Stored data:
_ _ _
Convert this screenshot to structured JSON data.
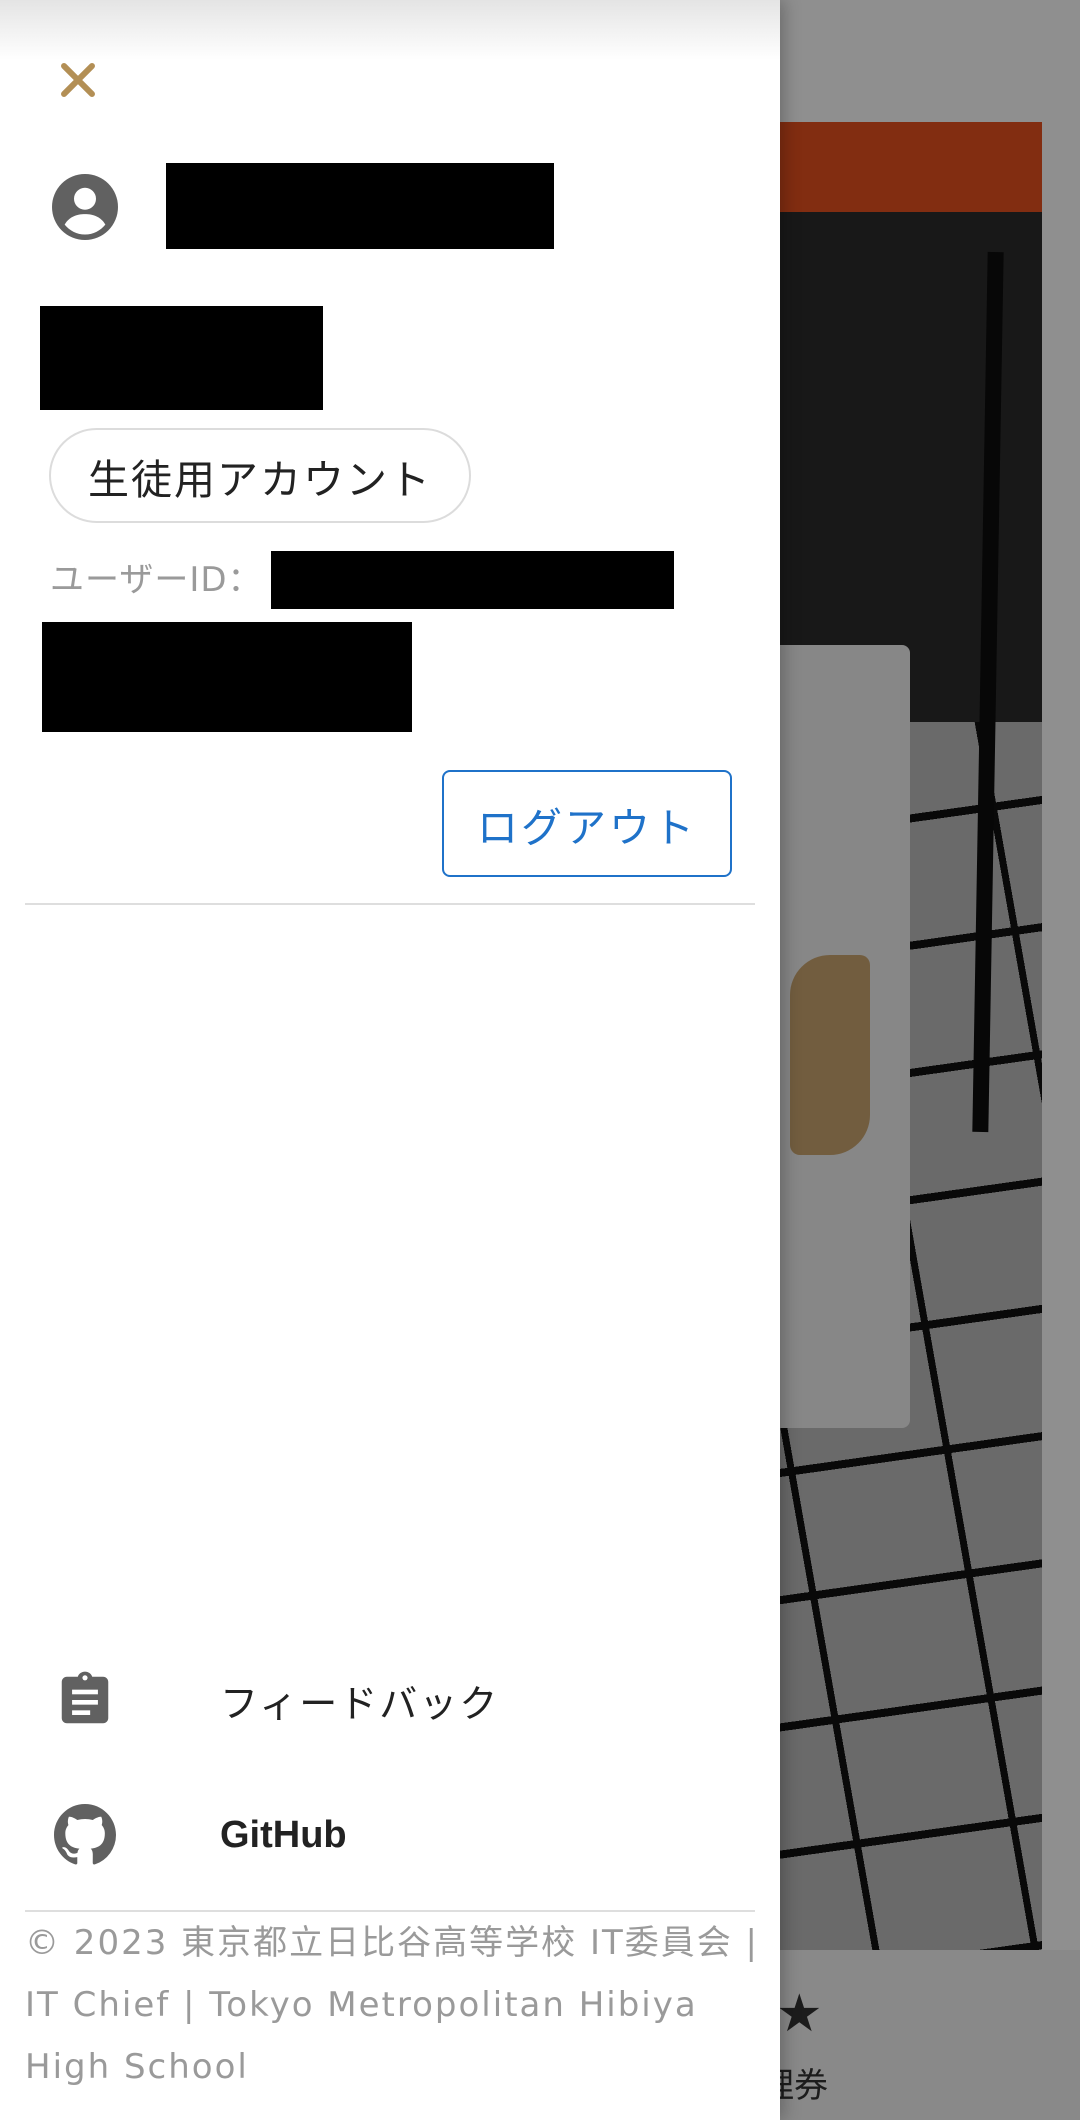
{
  "drawer": {
    "close_icon": "close-icon",
    "avatar_icon": "account-circle-icon",
    "account_type_label": "生徒用アカウント",
    "user_id_label": "ユーザーID：",
    "logout_label": "ログアウト",
    "menu": [
      {
        "label": "フィードバック",
        "icon": "clipboard-icon"
      },
      {
        "label": "GitHub",
        "icon": "github-icon"
      }
    ],
    "footer_text": "© 2023 東京都立日比谷高等学校 IT委員会 | IT Chief | Tokyo Metropolitan Hibiya High School"
  },
  "background": {
    "nav_label_partial": "理券",
    "nav_icon": "star-ticket-icon"
  },
  "colors": {
    "close_icon": "#b38f55",
    "logout_accent": "#1f72c9",
    "icon_gray": "#616161"
  }
}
_ _ _
Output a faithful copy of the data, with each picture left out.

Convert this screenshot to structured JSON data.
{
  "drawer": {
    "close_icon": "close-icon",
    "avatar_icon": "account-circle-icon",
    "account_type_label": "生徒用アカウント",
    "user_id_label": "ユーザーID：",
    "logout_label": "ログアウト",
    "menu": [
      {
        "label": "フィードバック",
        "icon": "clipboard-icon"
      },
      {
        "label": "GitHub",
        "icon": "github-icon"
      }
    ],
    "footer_text": "© 2023 東京都立日比谷高等学校 IT委員会 | IT Chief | Tokyo Metropolitan Hibiya High School"
  },
  "background": {
    "nav_label_partial": "理券",
    "nav_icon": "star-ticket-icon"
  },
  "colors": {
    "close_icon": "#b38f55",
    "logout_accent": "#1f72c9",
    "icon_gray": "#616161"
  }
}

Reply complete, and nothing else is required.